Dataset records:
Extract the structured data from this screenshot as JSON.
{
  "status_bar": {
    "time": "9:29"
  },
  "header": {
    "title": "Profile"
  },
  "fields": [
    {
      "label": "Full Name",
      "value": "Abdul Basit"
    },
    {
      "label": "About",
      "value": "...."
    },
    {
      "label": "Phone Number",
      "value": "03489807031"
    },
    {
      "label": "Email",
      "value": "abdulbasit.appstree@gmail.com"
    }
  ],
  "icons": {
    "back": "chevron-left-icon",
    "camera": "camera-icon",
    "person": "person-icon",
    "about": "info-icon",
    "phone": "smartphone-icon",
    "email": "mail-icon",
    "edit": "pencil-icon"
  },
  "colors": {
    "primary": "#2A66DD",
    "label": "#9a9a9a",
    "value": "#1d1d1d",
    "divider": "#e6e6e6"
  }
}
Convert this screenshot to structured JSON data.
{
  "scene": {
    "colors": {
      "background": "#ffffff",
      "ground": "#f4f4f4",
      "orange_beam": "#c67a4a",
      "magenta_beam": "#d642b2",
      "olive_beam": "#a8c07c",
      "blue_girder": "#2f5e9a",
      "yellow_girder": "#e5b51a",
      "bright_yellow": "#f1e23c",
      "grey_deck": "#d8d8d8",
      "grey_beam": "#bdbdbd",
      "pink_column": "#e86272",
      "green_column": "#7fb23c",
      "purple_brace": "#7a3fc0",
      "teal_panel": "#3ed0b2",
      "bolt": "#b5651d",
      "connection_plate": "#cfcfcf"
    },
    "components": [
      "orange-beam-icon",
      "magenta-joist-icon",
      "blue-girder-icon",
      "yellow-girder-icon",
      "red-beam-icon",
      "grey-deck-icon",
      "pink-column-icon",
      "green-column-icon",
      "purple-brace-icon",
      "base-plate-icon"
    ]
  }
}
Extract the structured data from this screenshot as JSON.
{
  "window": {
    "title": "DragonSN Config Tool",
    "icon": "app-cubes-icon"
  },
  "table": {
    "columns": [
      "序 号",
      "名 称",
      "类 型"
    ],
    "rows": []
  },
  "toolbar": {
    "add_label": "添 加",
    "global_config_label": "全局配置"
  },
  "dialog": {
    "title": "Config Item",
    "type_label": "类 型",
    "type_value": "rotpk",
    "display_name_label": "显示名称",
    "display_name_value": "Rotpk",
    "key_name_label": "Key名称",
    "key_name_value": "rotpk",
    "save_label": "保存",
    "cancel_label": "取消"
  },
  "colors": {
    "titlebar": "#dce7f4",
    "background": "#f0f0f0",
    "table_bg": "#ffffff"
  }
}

Task: Exact copies of all the records are required.

Response for this exercise:
Extract the structured data from this screenshot as JSON.
{
  "status_bar": {
    "time": "9:29"
  },
  "header": {
    "title": "Profile"
  },
  "fields": [
    {
      "label": "Full Name",
      "value": "Abdul Basit"
    },
    {
      "label": "About",
      "value": "...."
    },
    {
      "label": "Phone Number",
      "value": "03489807031"
    },
    {
      "label": "Email",
      "value": "abdulbasit.appstree@gmail.com"
    }
  ],
  "icons": {
    "back": "chevron-left-icon",
    "camera": "camera-icon",
    "person": "person-icon",
    "about": "info-icon",
    "phone": "smartphone-icon",
    "email": "mail-icon",
    "edit": "pencil-icon"
  },
  "colors": {
    "primary": "#2A66DD",
    "label": "#9a9a9a",
    "value": "#1d1d1d",
    "divider": "#e6e6e6"
  }
}
Convert this screenshot to structured JSON data.
{
  "scene": {
    "colors": {
      "background": "#ffffff",
      "ground": "#f4f4f4",
      "orange_beam": "#c67a4a",
      "magenta_beam": "#d642b2",
      "olive_beam": "#a8c07c",
      "blue_girder": "#2f5e9a",
      "yellow_girder": "#e5b51a",
      "bright_yellow": "#f1e23c",
      "grey_deck": "#d8d8d8",
      "grey_beam": "#bdbdbd",
      "pink_column": "#e86272",
      "green_column": "#7fb23c",
      "purple_brace": "#7a3fc0",
      "teal_panel": "#3ed0b2",
      "bolt": "#b5651d",
      "connection_plate": "#cfcfcf"
    },
    "components": [
      "orange-beam-icon",
      "magenta-joist-icon",
      "blue-girder-icon",
      "yellow-girder-icon",
      "red-beam-icon",
      "grey-deck-icon",
      "pink-column-icon",
      "green-column-icon",
      "purple-brace-icon",
      "base-plate-icon"
    ]
  }
}
Extract the structured data from this screenshot as JSON.
{
  "window": {
    "title": "DragonSN Config Tool",
    "icon": "app-cubes-icon"
  },
  "table": {
    "columns": [
      "序 号",
      "名 称",
      "类 型"
    ],
    "rows": []
  },
  "toolbar": {
    "add_label": "添 加",
    "global_config_label": "全局配置"
  },
  "dialog": {
    "title": "Config Item",
    "type_label": "类 型",
    "type_value": "rotpk",
    "display_name_label": "显示名称",
    "display_name_value": "Rotpk",
    "key_name_label": "Key名称",
    "key_name_value": "rotpk",
    "save_label": "保存",
    "cancel_label": "取消"
  },
  "colors": {
    "titlebar": "#dce7f4",
    "background": "#f0f0f0",
    "table_bg": "#ffffff"
  }
}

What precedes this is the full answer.